What needs to be done: Please set down all the lines beneath this one exactly, without the pictures.

>>>>

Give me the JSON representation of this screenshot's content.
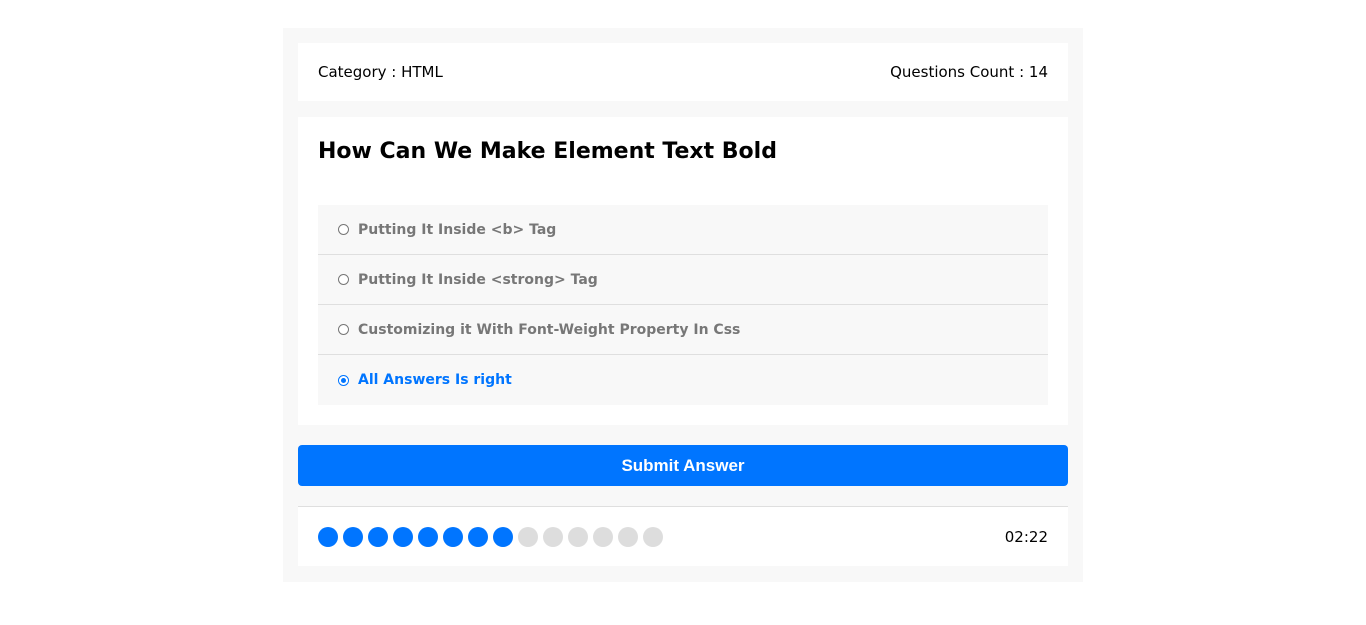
{
  "info": {
    "category_label": "Category : HTML",
    "count_label": "Questions Count : 14"
  },
  "question": {
    "title": "How Can We Make Element Text Bold",
    "answers": [
      {
        "label": "Putting It Inside <b> Tag",
        "checked": false
      },
      {
        "label": "Putting It Inside <strong> Tag",
        "checked": false
      },
      {
        "label": "Customizing it With Font-Weight Property In Css",
        "checked": false
      },
      {
        "label": "All Answers Is right",
        "checked": true
      }
    ]
  },
  "submit_label": "Submit Answer",
  "progress": {
    "bullets_total": 14,
    "bullets_on": 8
  },
  "countdown": "02:22",
  "colors": {
    "accent": "#0075ff",
    "bullet_off": "#dddddd",
    "panel": "#f8f8f8"
  }
}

<<<<

Output below:
Give me the JSON representation of this screenshot's content.
{
  "info": {
    "category_label": "Category : HTML",
    "count_label": "Questions Count : 14"
  },
  "question": {
    "title": "How Can We Make Element Text Bold",
    "answers": [
      {
        "label": "Putting It Inside <b> Tag",
        "checked": false
      },
      {
        "label": "Putting It Inside <strong> Tag",
        "checked": false
      },
      {
        "label": "Customizing it With Font-Weight Property In Css",
        "checked": false
      },
      {
        "label": "All Answers Is right",
        "checked": true
      }
    ]
  },
  "submit_label": "Submit Answer",
  "progress": {
    "bullets_total": 14,
    "bullets_on": 8
  },
  "countdown": "02:22",
  "colors": {
    "accent": "#0075ff",
    "bullet_off": "#dddddd",
    "panel": "#f8f8f8"
  }
}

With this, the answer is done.